# Goal
Identify the lines bearing the string "指示性能" and gather them.
■ ■ ■ ■
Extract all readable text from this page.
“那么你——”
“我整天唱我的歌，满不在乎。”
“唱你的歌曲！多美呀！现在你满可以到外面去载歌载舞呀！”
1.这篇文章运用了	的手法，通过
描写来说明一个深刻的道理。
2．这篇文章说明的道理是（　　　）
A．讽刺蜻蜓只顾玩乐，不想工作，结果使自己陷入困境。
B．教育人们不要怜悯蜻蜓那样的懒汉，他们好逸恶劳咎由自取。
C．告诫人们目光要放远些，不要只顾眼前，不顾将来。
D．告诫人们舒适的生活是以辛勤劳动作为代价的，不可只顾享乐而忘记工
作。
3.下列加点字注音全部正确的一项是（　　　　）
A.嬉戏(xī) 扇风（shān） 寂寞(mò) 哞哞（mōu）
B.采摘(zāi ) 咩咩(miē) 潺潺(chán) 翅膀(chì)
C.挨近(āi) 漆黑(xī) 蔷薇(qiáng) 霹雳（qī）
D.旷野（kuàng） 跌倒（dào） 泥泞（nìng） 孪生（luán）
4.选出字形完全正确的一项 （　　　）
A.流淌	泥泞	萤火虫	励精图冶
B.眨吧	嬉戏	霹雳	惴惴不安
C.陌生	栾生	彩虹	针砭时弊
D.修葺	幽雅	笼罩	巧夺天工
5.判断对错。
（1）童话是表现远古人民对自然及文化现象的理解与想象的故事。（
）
■ ■ ■ ■
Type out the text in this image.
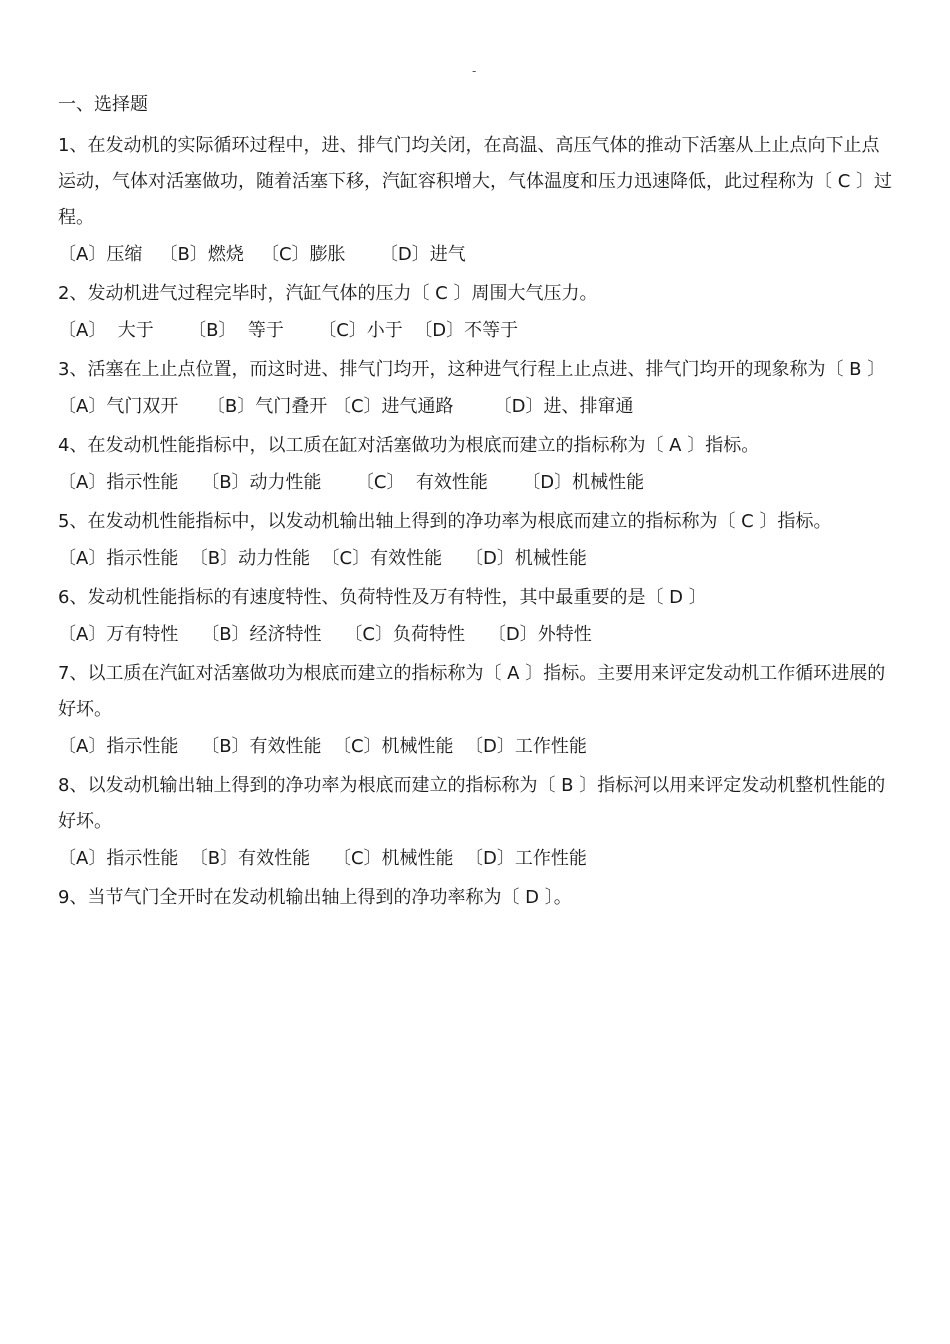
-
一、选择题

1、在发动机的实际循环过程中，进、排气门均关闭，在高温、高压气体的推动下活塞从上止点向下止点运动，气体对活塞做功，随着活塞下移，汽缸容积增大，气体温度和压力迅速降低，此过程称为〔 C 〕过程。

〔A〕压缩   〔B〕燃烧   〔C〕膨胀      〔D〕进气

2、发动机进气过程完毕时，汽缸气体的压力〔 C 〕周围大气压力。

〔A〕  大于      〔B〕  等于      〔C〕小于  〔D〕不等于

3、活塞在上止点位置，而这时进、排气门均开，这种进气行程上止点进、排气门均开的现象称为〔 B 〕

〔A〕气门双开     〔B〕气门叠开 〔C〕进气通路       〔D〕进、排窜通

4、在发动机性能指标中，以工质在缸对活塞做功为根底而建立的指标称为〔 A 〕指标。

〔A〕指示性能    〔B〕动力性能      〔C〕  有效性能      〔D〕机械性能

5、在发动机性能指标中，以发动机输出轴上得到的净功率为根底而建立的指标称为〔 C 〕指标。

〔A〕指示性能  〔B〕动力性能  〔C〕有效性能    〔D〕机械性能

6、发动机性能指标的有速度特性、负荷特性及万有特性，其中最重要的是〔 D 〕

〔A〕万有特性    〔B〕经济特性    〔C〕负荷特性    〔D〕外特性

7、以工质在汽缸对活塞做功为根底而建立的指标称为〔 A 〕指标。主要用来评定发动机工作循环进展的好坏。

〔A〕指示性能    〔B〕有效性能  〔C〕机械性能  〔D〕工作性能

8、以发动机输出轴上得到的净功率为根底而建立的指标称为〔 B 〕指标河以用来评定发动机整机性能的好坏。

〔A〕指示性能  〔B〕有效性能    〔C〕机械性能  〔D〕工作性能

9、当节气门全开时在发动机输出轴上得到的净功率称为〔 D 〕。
■ ■ ■ ■
# Full output
〔A〕指示性能    〔B〕动力性能      〔C〕  有效性能      〔D〕机械性能
〔A〕指示性能  〔B〕动力性能  〔C〕有效性能    〔D〕机械性能
〔A〕指示性能    〔B〕有效性能  〔C〕机械性能  〔D〕工作性能
〔A〕指示性能  〔B〕有效性能    〔C〕机械性能  〔D〕工作性能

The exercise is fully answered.